> GOAL: Set down each line of the material that follows, exactly, with no pictures.

> RECORDS SHOWN:

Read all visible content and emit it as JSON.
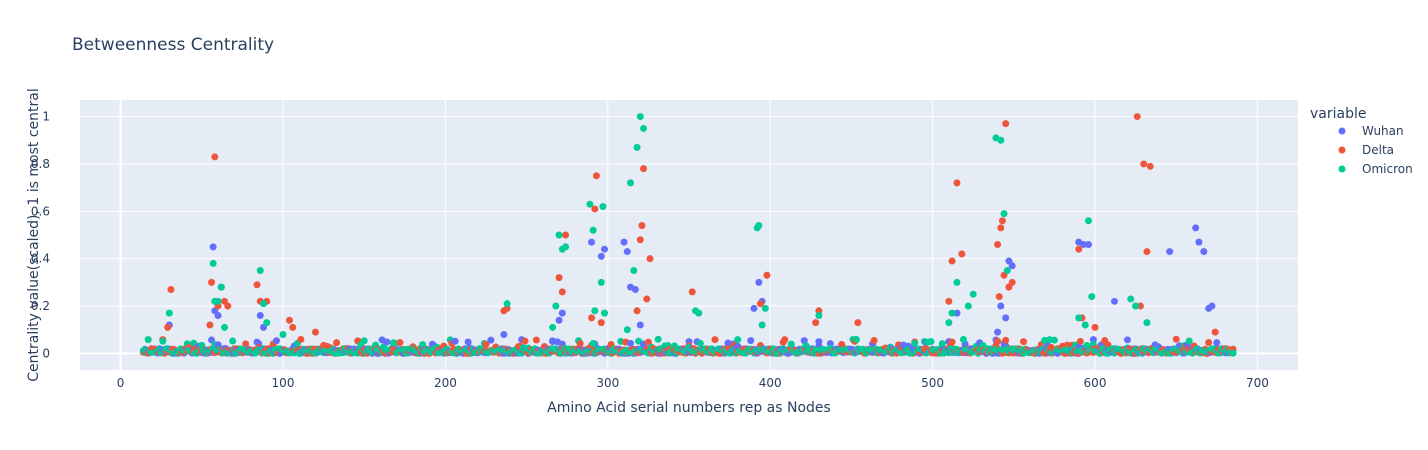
{
  "chart_data": {
    "type": "scatter",
    "title": "Betweenness Centrality",
    "xlabel": "Amino Acid serial numbers rep as Nodes",
    "ylabel": "Centrality value(scaled), 1 is most central",
    "xlim": [
      -25,
      725
    ],
    "ylim": [
      -0.07,
      1.07
    ],
    "xticks": [
      0,
      100,
      200,
      300,
      400,
      500,
      600,
      700
    ],
    "yticks": [
      0,
      0.2,
      0.4,
      0.6,
      0.8,
      1
    ],
    "grid": true,
    "legend": {
      "title": "variable",
      "position": "right"
    },
    "series": [
      {
        "name": "Wuhan",
        "color": "#636efa",
        "points": [
          [
            30,
            0.12
          ],
          [
            57,
            0.45
          ],
          [
            58,
            0.18
          ],
          [
            60,
            0.16
          ],
          [
            86,
            0.16
          ],
          [
            88,
            0.11
          ],
          [
            236,
            0.08
          ],
          [
            266,
            0.05
          ],
          [
            270,
            0.14
          ],
          [
            272,
            0.17
          ],
          [
            290,
            0.47
          ],
          [
            292,
            0.04
          ],
          [
            296,
            0.41
          ],
          [
            298,
            0.44
          ],
          [
            310,
            0.47
          ],
          [
            312,
            0.43
          ],
          [
            314,
            0.28
          ],
          [
            317,
            0.27
          ],
          [
            320,
            0.12
          ],
          [
            323,
            0.02
          ],
          [
            350,
            0.05
          ],
          [
            390,
            0.19
          ],
          [
            393,
            0.3
          ],
          [
            395,
            0.22
          ],
          [
            430,
            0.05
          ],
          [
            510,
            0.05
          ],
          [
            515,
            0.17
          ],
          [
            520,
            0.04
          ],
          [
            540,
            0.09
          ],
          [
            542,
            0.2
          ],
          [
            545,
            0.15
          ],
          [
            547,
            0.39
          ],
          [
            549,
            0.37
          ],
          [
            590,
            0.47
          ],
          [
            593,
            0.46
          ],
          [
            596,
            0.46
          ],
          [
            612,
            0.22
          ],
          [
            646,
            0.43
          ],
          [
            662,
            0.53
          ],
          [
            664,
            0.47
          ],
          [
            667,
            0.43
          ],
          [
            670,
            0.19
          ],
          [
            672,
            0.2
          ]
        ]
      },
      {
        "name": "Delta",
        "color": "#ef553b",
        "points": [
          [
            29,
            0.11
          ],
          [
            31,
            0.27
          ],
          [
            55,
            0.12
          ],
          [
            56,
            0.3
          ],
          [
            58,
            0.83
          ],
          [
            60,
            0.2
          ],
          [
            62,
            0.28
          ],
          [
            64,
            0.22
          ],
          [
            66,
            0.2
          ],
          [
            84,
            0.29
          ],
          [
            86,
            0.22
          ],
          [
            90,
            0.22
          ],
          [
            104,
            0.14
          ],
          [
            106,
            0.11
          ],
          [
            120,
            0.09
          ],
          [
            236,
            0.18
          ],
          [
            238,
            0.19
          ],
          [
            270,
            0.32
          ],
          [
            272,
            0.26
          ],
          [
            274,
            0.5
          ],
          [
            290,
            0.15
          ],
          [
            292,
            0.61
          ],
          [
            293,
            0.75
          ],
          [
            296,
            0.13
          ],
          [
            318,
            0.18
          ],
          [
            320,
            0.48
          ],
          [
            321,
            0.54
          ],
          [
            322,
            0.78
          ],
          [
            324,
            0.23
          ],
          [
            326,
            0.4
          ],
          [
            352,
            0.26
          ],
          [
            394,
            0.21
          ],
          [
            398,
            0.33
          ],
          [
            428,
            0.13
          ],
          [
            430,
            0.18
          ],
          [
            454,
            0.13
          ],
          [
            510,
            0.22
          ],
          [
            512,
            0.39
          ],
          [
            515,
            0.72
          ],
          [
            518,
            0.42
          ],
          [
            540,
            0.46
          ],
          [
            541,
            0.24
          ],
          [
            542,
            0.53
          ],
          [
            543,
            0.56
          ],
          [
            544,
            0.33
          ],
          [
            545,
            0.97
          ],
          [
            547,
            0.28
          ],
          [
            549,
            0.3
          ],
          [
            590,
            0.44
          ],
          [
            592,
            0.15
          ],
          [
            600,
            0.11
          ],
          [
            626,
            1.0
          ],
          [
            628,
            0.2
          ],
          [
            630,
            0.8
          ],
          [
            632,
            0.43
          ],
          [
            634,
            0.79
          ],
          [
            650,
            0.06
          ],
          [
            674,
            0.09
          ]
        ]
      },
      {
        "name": "Omicron",
        "color": "#00cc96",
        "points": [
          [
            30,
            0.17
          ],
          [
            57,
            0.38
          ],
          [
            58,
            0.22
          ],
          [
            60,
            0.22
          ],
          [
            62,
            0.28
          ],
          [
            64,
            0.11
          ],
          [
            86,
            0.35
          ],
          [
            88,
            0.21
          ],
          [
            90,
            0.13
          ],
          [
            100,
            0.08
          ],
          [
            238,
            0.21
          ],
          [
            266,
            0.11
          ],
          [
            268,
            0.2
          ],
          [
            270,
            0.5
          ],
          [
            272,
            0.44
          ],
          [
            274,
            0.45
          ],
          [
            289,
            0.63
          ],
          [
            291,
            0.52
          ],
          [
            292,
            0.18
          ],
          [
            296,
            0.3
          ],
          [
            297,
            0.62
          ],
          [
            298,
            0.17
          ],
          [
            312,
            0.1
          ],
          [
            314,
            0.72
          ],
          [
            316,
            0.35
          ],
          [
            318,
            0.87
          ],
          [
            320,
            1.0
          ],
          [
            322,
            0.95
          ],
          [
            354,
            0.18
          ],
          [
            356,
            0.17
          ],
          [
            392,
            0.53
          ],
          [
            393,
            0.54
          ],
          [
            395,
            0.12
          ],
          [
            397,
            0.19
          ],
          [
            430,
            0.16
          ],
          [
            510,
            0.13
          ],
          [
            512,
            0.17
          ],
          [
            515,
            0.3
          ],
          [
            522,
            0.2
          ],
          [
            525,
            0.25
          ],
          [
            539,
            0.91
          ],
          [
            542,
            0.9
          ],
          [
            544,
            0.59
          ],
          [
            546,
            0.35
          ],
          [
            590,
            0.15
          ],
          [
            594,
            0.12
          ],
          [
            596,
            0.56
          ],
          [
            598,
            0.24
          ],
          [
            622,
            0.23
          ],
          [
            625,
            0.2
          ],
          [
            632,
            0.13
          ]
        ]
      }
    ]
  }
}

> REPLY:
Read all visible content and emit it as JSON.
{
  "chart_data": {
    "type": "scatter",
    "title": "Betweenness Centrality",
    "xlabel": "Amino Acid serial numbers rep as Nodes",
    "ylabel": "Centrality value(scaled), 1 is most central",
    "xlim": [
      -25,
      725
    ],
    "ylim": [
      -0.07,
      1.07
    ],
    "xticks": [
      0,
      100,
      200,
      300,
      400,
      500,
      600,
      700
    ],
    "yticks": [
      0,
      0.2,
      0.4,
      0.6,
      0.8,
      1
    ],
    "grid": true,
    "legend": {
      "title": "variable",
      "position": "right"
    },
    "series": [
      {
        "name": "Wuhan",
        "color": "#636efa",
        "points": [
          [
            30,
            0.12
          ],
          [
            57,
            0.45
          ],
          [
            58,
            0.18
          ],
          [
            60,
            0.16
          ],
          [
            86,
            0.16
          ],
          [
            88,
            0.11
          ],
          [
            236,
            0.08
          ],
          [
            266,
            0.05
          ],
          [
            270,
            0.14
          ],
          [
            272,
            0.17
          ],
          [
            290,
            0.47
          ],
          [
            292,
            0.04
          ],
          [
            296,
            0.41
          ],
          [
            298,
            0.44
          ],
          [
            310,
            0.47
          ],
          [
            312,
            0.43
          ],
          [
            314,
            0.28
          ],
          [
            317,
            0.27
          ],
          [
            320,
            0.12
          ],
          [
            323,
            0.02
          ],
          [
            350,
            0.05
          ],
          [
            390,
            0.19
          ],
          [
            393,
            0.3
          ],
          [
            395,
            0.22
          ],
          [
            430,
            0.05
          ],
          [
            510,
            0.05
          ],
          [
            515,
            0.17
          ],
          [
            520,
            0.04
          ],
          [
            540,
            0.09
          ],
          [
            542,
            0.2
          ],
          [
            545,
            0.15
          ],
          [
            547,
            0.39
          ],
          [
            549,
            0.37
          ],
          [
            590,
            0.47
          ],
          [
            593,
            0.46
          ],
          [
            596,
            0.46
          ],
          [
            612,
            0.22
          ],
          [
            646,
            0.43
          ],
          [
            662,
            0.53
          ],
          [
            664,
            0.47
          ],
          [
            667,
            0.43
          ],
          [
            670,
            0.19
          ],
          [
            672,
            0.2
          ]
        ]
      },
      {
        "name": "Delta",
        "color": "#ef553b",
        "points": [
          [
            29,
            0.11
          ],
          [
            31,
            0.27
          ],
          [
            55,
            0.12
          ],
          [
            56,
            0.3
          ],
          [
            58,
            0.83
          ],
          [
            60,
            0.2
          ],
          [
            62,
            0.28
          ],
          [
            64,
            0.22
          ],
          [
            66,
            0.2
          ],
          [
            84,
            0.29
          ],
          [
            86,
            0.22
          ],
          [
            90,
            0.22
          ],
          [
            104,
            0.14
          ],
          [
            106,
            0.11
          ],
          [
            120,
            0.09
          ],
          [
            236,
            0.18
          ],
          [
            238,
            0.19
          ],
          [
            270,
            0.32
          ],
          [
            272,
            0.26
          ],
          [
            274,
            0.5
          ],
          [
            290,
            0.15
          ],
          [
            292,
            0.61
          ],
          [
            293,
            0.75
          ],
          [
            296,
            0.13
          ],
          [
            318,
            0.18
          ],
          [
            320,
            0.48
          ],
          [
            321,
            0.54
          ],
          [
            322,
            0.78
          ],
          [
            324,
            0.23
          ],
          [
            326,
            0.4
          ],
          [
            352,
            0.26
          ],
          [
            394,
            0.21
          ],
          [
            398,
            0.33
          ],
          [
            428,
            0.13
          ],
          [
            430,
            0.18
          ],
          [
            454,
            0.13
          ],
          [
            510,
            0.22
          ],
          [
            512,
            0.39
          ],
          [
            515,
            0.72
          ],
          [
            518,
            0.42
          ],
          [
            540,
            0.46
          ],
          [
            541,
            0.24
          ],
          [
            542,
            0.53
          ],
          [
            543,
            0.56
          ],
          [
            544,
            0.33
          ],
          [
            545,
            0.97
          ],
          [
            547,
            0.28
          ],
          [
            549,
            0.3
          ],
          [
            590,
            0.44
          ],
          [
            592,
            0.15
          ],
          [
            600,
            0.11
          ],
          [
            626,
            1.0
          ],
          [
            628,
            0.2
          ],
          [
            630,
            0.8
          ],
          [
            632,
            0.43
          ],
          [
            634,
            0.79
          ],
          [
            650,
            0.06
          ],
          [
            674,
            0.09
          ]
        ]
      },
      {
        "name": "Omicron",
        "color": "#00cc96",
        "points": [
          [
            30,
            0.17
          ],
          [
            57,
            0.38
          ],
          [
            58,
            0.22
          ],
          [
            60,
            0.22
          ],
          [
            62,
            0.28
          ],
          [
            64,
            0.11
          ],
          [
            86,
            0.35
          ],
          [
            88,
            0.21
          ],
          [
            90,
            0.13
          ],
          [
            100,
            0.08
          ],
          [
            238,
            0.21
          ],
          [
            266,
            0.11
          ],
          [
            268,
            0.2
          ],
          [
            270,
            0.5
          ],
          [
            272,
            0.44
          ],
          [
            274,
            0.45
          ],
          [
            289,
            0.63
          ],
          [
            291,
            0.52
          ],
          [
            292,
            0.18
          ],
          [
            296,
            0.3
          ],
          [
            297,
            0.62
          ],
          [
            298,
            0.17
          ],
          [
            312,
            0.1
          ],
          [
            314,
            0.72
          ],
          [
            316,
            0.35
          ],
          [
            318,
            0.87
          ],
          [
            320,
            1.0
          ],
          [
            322,
            0.95
          ],
          [
            354,
            0.18
          ],
          [
            356,
            0.17
          ],
          [
            392,
            0.53
          ],
          [
            393,
            0.54
          ],
          [
            395,
            0.12
          ],
          [
            397,
            0.19
          ],
          [
            430,
            0.16
          ],
          [
            510,
            0.13
          ],
          [
            512,
            0.17
          ],
          [
            515,
            0.3
          ],
          [
            522,
            0.2
          ],
          [
            525,
            0.25
          ],
          [
            539,
            0.91
          ],
          [
            542,
            0.9
          ],
          [
            544,
            0.59
          ],
          [
            546,
            0.35
          ],
          [
            590,
            0.15
          ],
          [
            594,
            0.12
          ],
          [
            596,
            0.56
          ],
          [
            598,
            0.24
          ],
          [
            622,
            0.23
          ],
          [
            625,
            0.2
          ],
          [
            632,
            0.13
          ]
        ]
      }
    ]
  }
}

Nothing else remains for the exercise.